> _TO BE DONE_:
The entries below are to be repeated exactly as they stand.

►

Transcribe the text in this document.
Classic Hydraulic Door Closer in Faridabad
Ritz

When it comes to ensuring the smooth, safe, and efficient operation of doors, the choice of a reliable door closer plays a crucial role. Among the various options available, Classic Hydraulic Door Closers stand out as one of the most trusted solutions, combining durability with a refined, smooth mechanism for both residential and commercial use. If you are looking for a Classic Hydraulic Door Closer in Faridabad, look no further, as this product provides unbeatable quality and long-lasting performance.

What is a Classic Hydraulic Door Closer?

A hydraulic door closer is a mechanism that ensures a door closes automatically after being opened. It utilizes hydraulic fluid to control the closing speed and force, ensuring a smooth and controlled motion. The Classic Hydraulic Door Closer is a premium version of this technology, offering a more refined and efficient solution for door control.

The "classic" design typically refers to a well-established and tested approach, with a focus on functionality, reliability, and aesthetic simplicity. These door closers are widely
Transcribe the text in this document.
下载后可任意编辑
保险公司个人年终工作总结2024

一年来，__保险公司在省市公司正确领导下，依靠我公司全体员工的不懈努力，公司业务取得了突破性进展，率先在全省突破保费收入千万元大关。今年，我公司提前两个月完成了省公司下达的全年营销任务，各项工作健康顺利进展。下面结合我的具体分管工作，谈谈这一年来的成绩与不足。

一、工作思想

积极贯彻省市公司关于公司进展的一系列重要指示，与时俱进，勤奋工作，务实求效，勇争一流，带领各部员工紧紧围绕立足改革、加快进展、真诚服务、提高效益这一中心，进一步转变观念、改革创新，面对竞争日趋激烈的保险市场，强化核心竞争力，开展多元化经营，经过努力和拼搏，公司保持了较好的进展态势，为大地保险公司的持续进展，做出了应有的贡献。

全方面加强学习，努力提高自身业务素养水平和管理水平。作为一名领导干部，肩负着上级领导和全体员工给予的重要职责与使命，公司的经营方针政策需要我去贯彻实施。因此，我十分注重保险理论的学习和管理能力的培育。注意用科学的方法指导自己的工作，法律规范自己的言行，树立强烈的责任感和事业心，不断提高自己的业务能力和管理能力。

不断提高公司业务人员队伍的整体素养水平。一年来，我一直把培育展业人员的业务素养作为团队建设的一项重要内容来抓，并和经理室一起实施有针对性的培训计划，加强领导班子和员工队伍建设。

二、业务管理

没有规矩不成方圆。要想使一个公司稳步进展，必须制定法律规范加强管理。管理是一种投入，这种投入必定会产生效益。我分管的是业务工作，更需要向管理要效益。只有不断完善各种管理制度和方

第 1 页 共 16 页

◄

> _RESULT FOR THIS TASK_:
Transcribe the text in this document.
Classic Hydraulic Door Closer in Faridabad
Ritz

When it comes to ensuring the smooth, safe, and efficient operation of doors, the choice of a reliable door closer plays a crucial role. Among the various options available, Classic Hydraulic Door Closers stand out as one of the most trusted solutions, combining durability with a refined, smooth mechanism for both residential and commercial use. If you are looking for a Classic Hydraulic Door Closer in Faridabad, look no further, as this product provides unbeatable quality and long-lasting performance.

What is a Classic Hydraulic Door Closer?

A hydraulic door closer is a mechanism that ensures a door closes automatically after being opened. It utilizes hydraulic fluid to control the closing speed and force, ensuring a smooth and controlled motion. The Classic Hydraulic Door Closer is a premium version of this technology, offering a more refined and efficient solution for door control.

The "classic" design typically refers to a well-established and tested approach, with a focus on functionality, reliability, and aesthetic simplicity. These door closers are widely
Transcribe the text in this document.
下载后可任意编辑
保险公司个人年终工作总结2024

一年来，__保险公司在省市公司正确领导下，依靠我公司全体员工的不懈努力，公司业务取得了突破性进展，率先在全省突破保费收入千万元大关。今年，我公司提前两个月完成了省公司下达的全年营销任务，各项工作健康顺利进展。下面结合我的具体分管工作，谈谈这一年来的成绩与不足。

一、工作思想

积极贯彻省市公司关于公司进展的一系列重要指示，与时俱进，勤奋工作，务实求效，勇争一流，带领各部员工紧紧围绕立足改革、加快进展、真诚服务、提高效益这一中心，进一步转变观念、改革创新，面对竞争日趋激烈的保险市场，强化核心竞争力，开展多元化经营，经过努力和拼搏，公司保持了较好的进展态势，为大地保险公司的持续进展，做出了应有的贡献。

全方面加强学习，努力提高自身业务素养水平和管理水平。作为一名领导干部，肩负着上级领导和全体员工给予的重要职责与使命，公司的经营方针政策需要我去贯彻实施。因此，我十分注重保险理论的学习和管理能力的培育。注意用科学的方法指导自己的工作，法律规范自己的言行，树立强烈的责任感和事业心，不断提高自己的业务能力和管理能力。

不断提高公司业务人员队伍的整体素养水平。一年来，我一直把培育展业人员的业务素养作为团队建设的一项重要内容来抓，并和经理室一起实施有针对性的培训计划，加强领导班子和员工队伍建设。

二、业务管理

没有规矩不成方圆。要想使一个公司稳步进展，必须制定法律规范加强管理。管理是一种投入，这种投入必定会产生效益。我分管的是业务工作，更需要向管理要效益。只有不断完善各种管理制度和方

第 1 页 共 16 页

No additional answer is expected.